**RECORD EXCERPTS:**
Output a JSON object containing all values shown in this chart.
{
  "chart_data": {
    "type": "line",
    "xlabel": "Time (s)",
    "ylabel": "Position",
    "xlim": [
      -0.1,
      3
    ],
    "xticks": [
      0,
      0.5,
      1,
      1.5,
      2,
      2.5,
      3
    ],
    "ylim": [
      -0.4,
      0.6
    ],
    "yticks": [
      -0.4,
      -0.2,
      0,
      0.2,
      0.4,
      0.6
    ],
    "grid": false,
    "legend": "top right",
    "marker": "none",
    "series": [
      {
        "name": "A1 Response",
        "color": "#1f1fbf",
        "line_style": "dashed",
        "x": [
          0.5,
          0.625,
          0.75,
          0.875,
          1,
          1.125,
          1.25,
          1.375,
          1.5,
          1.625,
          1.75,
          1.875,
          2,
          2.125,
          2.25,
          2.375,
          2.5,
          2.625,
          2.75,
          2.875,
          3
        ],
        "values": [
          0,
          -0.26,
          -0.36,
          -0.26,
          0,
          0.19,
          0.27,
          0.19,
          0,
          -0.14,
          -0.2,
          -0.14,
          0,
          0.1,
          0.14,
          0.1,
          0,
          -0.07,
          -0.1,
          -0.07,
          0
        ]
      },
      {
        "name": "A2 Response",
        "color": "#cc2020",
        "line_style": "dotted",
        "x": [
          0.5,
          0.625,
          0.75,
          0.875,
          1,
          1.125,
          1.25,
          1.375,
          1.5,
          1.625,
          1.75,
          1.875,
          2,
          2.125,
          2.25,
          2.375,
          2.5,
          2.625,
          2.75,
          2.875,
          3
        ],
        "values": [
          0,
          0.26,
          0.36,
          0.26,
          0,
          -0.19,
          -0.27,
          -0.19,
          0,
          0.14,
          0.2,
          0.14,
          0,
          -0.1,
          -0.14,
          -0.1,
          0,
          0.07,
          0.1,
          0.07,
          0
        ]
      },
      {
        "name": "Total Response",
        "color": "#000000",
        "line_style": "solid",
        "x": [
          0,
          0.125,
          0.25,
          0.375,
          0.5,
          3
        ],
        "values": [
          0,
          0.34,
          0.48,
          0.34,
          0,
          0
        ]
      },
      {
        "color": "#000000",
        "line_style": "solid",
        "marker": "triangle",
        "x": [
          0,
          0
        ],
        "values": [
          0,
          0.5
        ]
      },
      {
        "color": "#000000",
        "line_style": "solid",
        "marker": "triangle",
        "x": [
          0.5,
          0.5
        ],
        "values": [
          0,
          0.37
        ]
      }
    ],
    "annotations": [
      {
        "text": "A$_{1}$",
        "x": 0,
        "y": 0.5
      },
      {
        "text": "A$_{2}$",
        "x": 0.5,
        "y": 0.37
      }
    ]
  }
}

**WHAT YOU HAVE TO DO:** Produce an exact copy of all the records.

**CORRECT OUTPUT:**
Output a JSON object containing all values shown in this chart.
{
  "chart_data": {
    "type": "line",
    "xlabel": "Time (s)",
    "ylabel": "Position",
    "xlim": [
      -0.1,
      3
    ],
    "xticks": [
      0,
      0.5,
      1,
      1.5,
      2,
      2.5,
      3
    ],
    "ylim": [
      -0.4,
      0.6
    ],
    "yticks": [
      -0.4,
      -0.2,
      0,
      0.2,
      0.4,
      0.6
    ],
    "grid": false,
    "legend": "top right",
    "marker": "none",
    "series": [
      {
        "name": "A1 Response",
        "color": "#1f1fbf",
        "line_style": "dashed",
        "x": [
          0.5,
          0.625,
          0.75,
          0.875,
          1,
          1.125,
          1.25,
          1.375,
          1.5,
          1.625,
          1.75,
          1.875,
          2,
          2.125,
          2.25,
          2.375,
          2.5,
          2.625,
          2.75,
          2.875,
          3
        ],
        "values": [
          0,
          -0.26,
          -0.36,
          -0.26,
          0,
          0.19,
          0.27,
          0.19,
          0,
          -0.14,
          -0.2,
          -0.14,
          0,
          0.1,
          0.14,
          0.1,
          0,
          -0.07,
          -0.1,
          -0.07,
          0
        ]
      },
      {
        "name": "A2 Response",
        "color": "#cc2020",
        "line_style": "dotted",
        "x": [
          0.5,
          0.625,
          0.75,
          0.875,
          1,
          1.125,
          1.25,
          1.375,
          1.5,
          1.625,
          1.75,
          1.875,
          2,
          2.125,
          2.25,
          2.375,
          2.5,
          2.625,
          2.75,
          2.875,
          3
        ],
        "values": [
          0,
          0.26,
          0.36,
          0.26,
          0,
          -0.19,
          -0.27,
          -0.19,
          0,
          0.14,
          0.2,
          0.14,
          0,
          -0.1,
          -0.14,
          -0.1,
          0,
          0.07,
          0.1,
          0.07,
          0
        ]
      },
      {
        "name": "Total Response",
        "color": "#000000",
        "line_style": "solid",
        "x": [
          0,
          0.125,
          0.25,
          0.375,
          0.5,
          3
        ],
        "values": [
          0,
          0.34,
          0.48,
          0.34,
          0,
          0
        ]
      },
      {
        "color": "#000000",
        "line_style": "solid",
        "marker": "triangle",
        "x": [
          0,
          0
        ],
        "values": [
          0,
          0.5
        ]
      },
      {
        "color": "#000000",
        "line_style": "solid",
        "marker": "triangle",
        "x": [
          0.5,
          0.5
        ],
        "values": [
          0,
          0.37
        ]
      }
    ],
    "annotations": [
      {
        "text": "A$_{1}$",
        "x": 0,
        "y": 0.5
      },
      {
        "text": "A$_{2}$",
        "x": 0.5,
        "y": 0.37
      }
    ]
  }
}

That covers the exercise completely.